# Given records:
'''
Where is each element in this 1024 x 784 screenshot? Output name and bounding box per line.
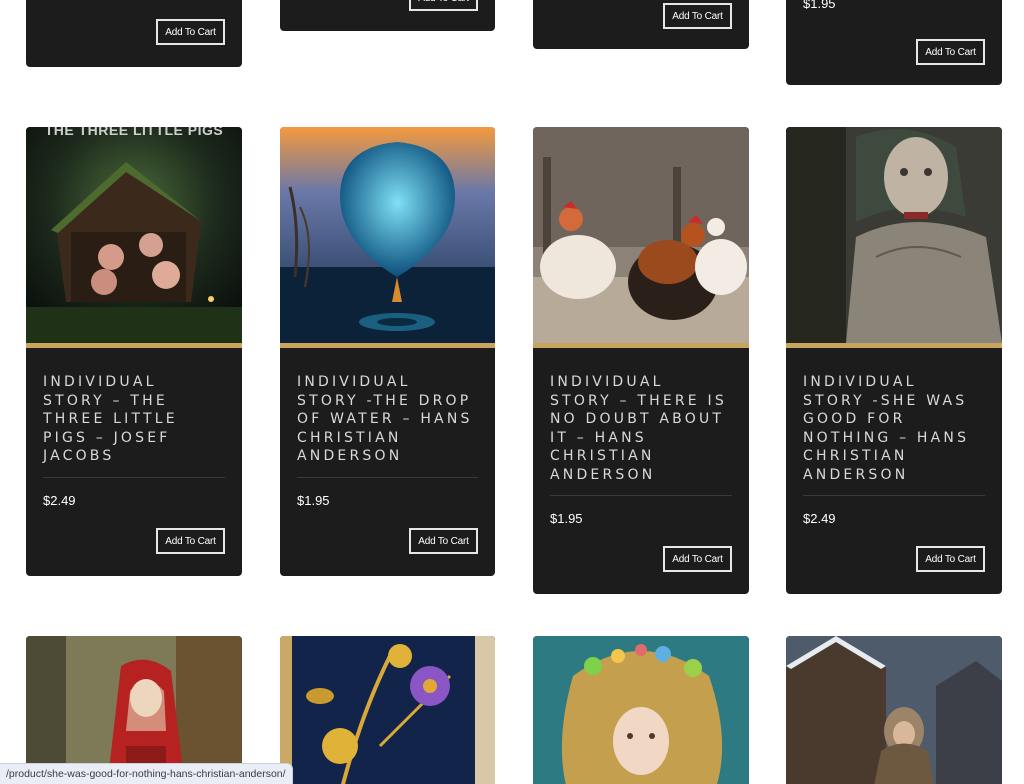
girl-portrait-image[interactable] (786, 127, 1002, 343)
chickens-image[interactable] (533, 127, 749, 343)
product-card: INDIVIDUAL STORY -SHE WAS GOOD FOR NOTHI… (786, 127, 1002, 594)
add-to-cart-button[interactable]: Add To Cart (916, 546, 985, 572)
product-price: $1.95 (550, 511, 583, 526)
product-card: INDIVIDUAL STORY – THERE IS NO DOUBT ABO… (533, 127, 749, 594)
product-price: $1.95 (297, 492, 330, 508)
flower-crown-girl-image[interactable] (533, 636, 749, 784)
gold-accent-bar (26, 343, 242, 348)
product-card (26, 636, 242, 784)
add-to-cart-button[interactable]: Add To Cart (409, 0, 478, 11)
drop-of-water-image[interactable] (280, 127, 495, 343)
product-card: Add To Cart (533, 0, 749, 49)
gold-accent-bar (786, 343, 1002, 348)
product-card: Add To Cart (26, 0, 242, 67)
product-grid-page: Add To Cart Add To Cart Add To Cart $1.9… (0, 0, 1024, 784)
product-title[interactable]: INDIVIDUAL STORY -SHE WAS GOOD FOR NOTHI… (803, 373, 985, 484)
red-riding-hood-image[interactable] (26, 636, 242, 784)
product-title[interactable]: INDIVIDUAL STORY – THERE IS NO DOUBT ABO… (550, 373, 732, 484)
product-card: Add To Cart (280, 0, 495, 31)
browser-status-url: /product/she-was-good-for-nothing-hans-c… (0, 763, 293, 784)
product-title[interactable]: INDIVIDUAL STORY -THE DROP OF WATER – HA… (297, 373, 478, 466)
add-to-cart-button[interactable]: Add To Cart (409, 528, 478, 554)
product-card (786, 636, 1002, 784)
product-card (533, 636, 749, 784)
add-to-cart-button[interactable]: Add To Cart (916, 39, 985, 65)
three-little-pigs-image[interactable]: THE THREE LITTLE PIGS (26, 127, 242, 343)
divider (297, 476, 478, 478)
product-price: $2.49 (43, 492, 76, 508)
image-caption-text: THE THREE LITTLE PIGS (44, 127, 224, 138)
product-card: $1.95 Add To Cart (786, 0, 1002, 85)
add-to-cart-button[interactable]: Add To Cart (156, 19, 225, 45)
divider (803, 495, 985, 496)
winter-child-image[interactable] (786, 636, 1002, 784)
product-card: THE THREE LITTLE PIGS INDIVIDUAL STORY –… (26, 127, 242, 576)
add-to-cart-button[interactable]: Add To Cart (663, 3, 732, 29)
add-to-cart-button[interactable]: Add To Cart (156, 528, 225, 554)
add-to-cart-button[interactable]: Add To Cart (663, 546, 732, 572)
product-card (280, 636, 495, 784)
divider (43, 476, 225, 478)
gold-accent-bar (280, 343, 495, 348)
product-price: $1.95 (803, 0, 836, 11)
product-price: $2.49 (803, 511, 836, 526)
product-title[interactable]: INDIVIDUAL STORY – THE THREE LITTLE PIGS… (43, 373, 225, 466)
gold-accent-bar (533, 343, 749, 348)
divider (550, 495, 732, 496)
product-card: INDIVIDUAL STORY -THE DROP OF WATER – HA… (280, 127, 495, 576)
golden-flowers-book-image[interactable] (280, 636, 495, 784)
'''
# The problem:
Render the entries as a Markdown table with the columns Row and Line, giving each line a row number and omitting blank lines. Begin at the line that contains "girl-portrait-image[interactable] (786, 127, 1002, 343)" and stop after the line that contains "divider (43, 476, 225, 478)".

# Task answer:
| Row | Line |
|---|---|
| 1 | girl-portrait-image[interactable] (786, 127, 1002, 343) |
| 2 | chickens-image[interactable] (533, 127, 749, 343) |
| 3 | product-card: INDIVIDUAL STORY -SHE WAS GOOD FOR NOTHI… (786, 127, 1002, 594) |
| 4 | add-to-cart-button[interactable]: Add To Cart (916, 546, 985, 572) |
| 5 | product-price: $1.95 (550, 511, 583, 526) |
| 6 | product-card: INDIVIDUAL STORY – THERE IS NO DOUBT ABO… (533, 127, 749, 594) |
| 7 | product-price: $1.95 (297, 492, 330, 508) |
| 8 | flower-crown-girl-image[interactable] (533, 636, 749, 784) |
| 9 | gold-accent-bar (26, 343, 242, 348) |
| 10 | product-card (26, 636, 242, 784) |
| 11 | add-to-cart-button[interactable]: Add To Cart (409, 0, 478, 11) |
| 12 | drop-of-water-image[interactable] (280, 127, 495, 343) |
| 13 | product-card: Add To Cart (533, 0, 749, 49) |
| 14 | gold-accent-bar (786, 343, 1002, 348) |
| 15 | product-card: Add To Cart (26, 0, 242, 67) |
| 16 | product-grid-page: Add To Cart Add To Cart Add To Cart $1.9… (0, 0, 1024, 784) |
| 17 | product-title[interactable]: INDIVIDUAL STORY -SHE WAS GOOD FOR NOTHI… (803, 373, 985, 484) |
| 18 | red-riding-hood-image[interactable] (26, 636, 242, 784) |
| 19 | product-title[interactable]: INDIVIDUAL STORY – THERE IS NO DOUBT ABO… (550, 373, 732, 484) |
| 20 | product-card: Add To Cart (280, 0, 495, 31) |
| 21 | browser-status-url: /product/she-was-good-for-nothing-hans-c… (0, 763, 293, 784) |
| 22 | product-title[interactable]: INDIVIDUAL STORY -THE DROP OF WATER – HA… (297, 373, 478, 466) |
| 23 | add-to-cart-button[interactable]: Add To Cart (409, 528, 478, 554) |
| 24 | product-card (786, 636, 1002, 784) |
| 25 | product-card (533, 636, 749, 784) |
| 26 | add-to-cart-button[interactable]: Add To Cart (916, 39, 985, 65) |
| 27 | three-little-pigs-image[interactable]: THE THREE LITTLE PIGS (26, 127, 242, 343) |
| 28 | divider (297, 476, 478, 478) |
| 29 | product-price: $2.49 (43, 492, 76, 508) |
| 30 | image-caption-text: THE THREE LITTLE PIGS (44, 127, 224, 138) |
| 31 | product-card: $1.95 Add To Cart (786, 0, 1002, 85) |
| 32 | add-to-cart-button[interactable]: Add To Cart (156, 19, 225, 45) |
| 33 | divider (803, 495, 985, 496) |
| 34 | winter-child-image[interactable] (786, 636, 1002, 784) |
| 35 | product-card: THE THREE LITTLE PIGS INDIVIDUAL STORY –… (26, 127, 242, 576) |
| 36 | add-to-cart-button[interactable]: Add To Cart (663, 3, 732, 29) |
| 37 | add-to-cart-button[interactable]: Add To Cart (156, 528, 225, 554) |
| 38 | add-to-cart-button[interactable]: Add To Cart (663, 546, 732, 572) |
| 39 | product-card (280, 636, 495, 784) |
| 40 | divider (43, 476, 225, 478) |